◆ **What you will do**:
What is the number of lines containing the word "find"? Please answer with that number and nothing more.

Extracted records:
"""
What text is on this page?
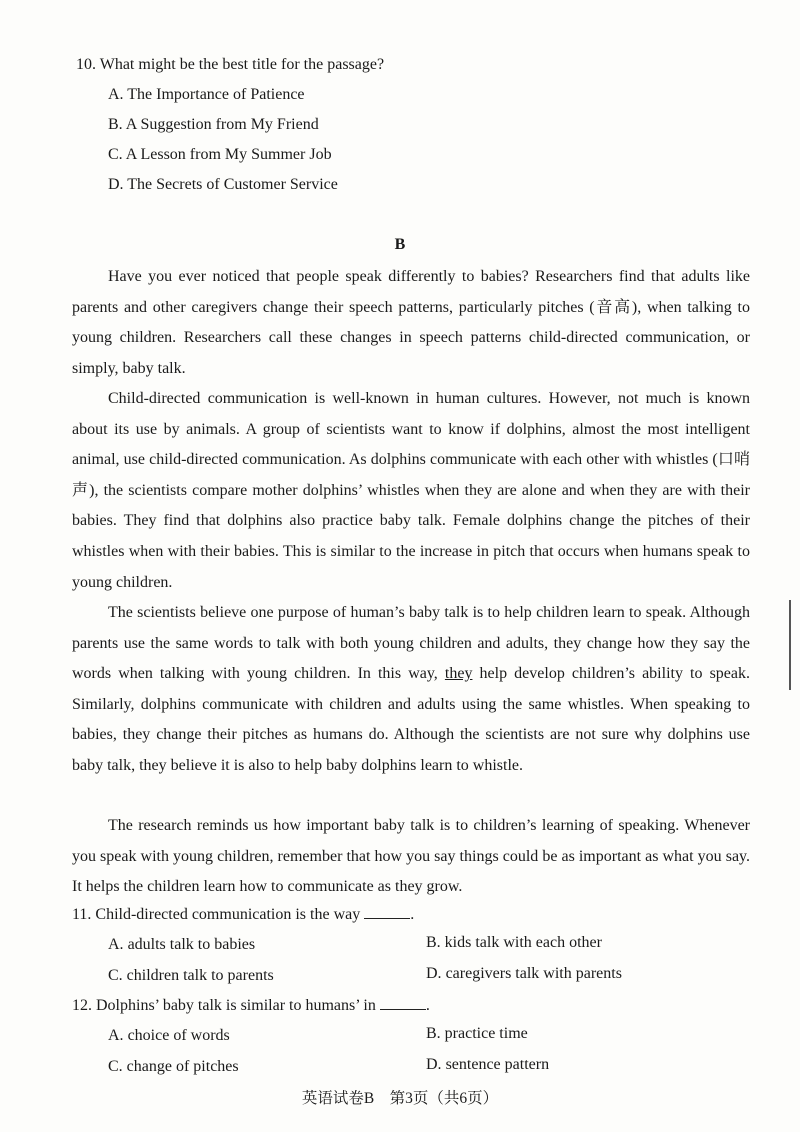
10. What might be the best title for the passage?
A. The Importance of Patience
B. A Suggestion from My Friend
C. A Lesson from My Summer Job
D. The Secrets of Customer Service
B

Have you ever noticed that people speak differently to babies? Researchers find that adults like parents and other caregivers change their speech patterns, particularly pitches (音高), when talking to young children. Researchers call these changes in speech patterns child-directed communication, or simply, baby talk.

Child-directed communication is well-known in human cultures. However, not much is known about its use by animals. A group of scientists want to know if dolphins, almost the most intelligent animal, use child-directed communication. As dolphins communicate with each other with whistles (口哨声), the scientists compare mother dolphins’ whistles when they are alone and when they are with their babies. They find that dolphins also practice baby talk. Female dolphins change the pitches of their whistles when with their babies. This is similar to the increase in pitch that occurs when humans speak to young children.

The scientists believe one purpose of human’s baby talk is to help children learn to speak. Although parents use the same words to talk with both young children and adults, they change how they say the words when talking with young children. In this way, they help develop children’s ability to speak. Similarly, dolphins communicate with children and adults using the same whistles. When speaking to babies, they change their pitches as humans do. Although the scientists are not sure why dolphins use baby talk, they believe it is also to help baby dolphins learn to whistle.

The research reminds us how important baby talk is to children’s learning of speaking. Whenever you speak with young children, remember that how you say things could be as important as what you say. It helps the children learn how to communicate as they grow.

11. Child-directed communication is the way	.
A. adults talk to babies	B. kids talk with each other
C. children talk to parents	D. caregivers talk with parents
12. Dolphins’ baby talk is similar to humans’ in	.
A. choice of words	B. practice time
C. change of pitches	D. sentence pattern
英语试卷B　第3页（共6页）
"""
◆ **Task solution**:
2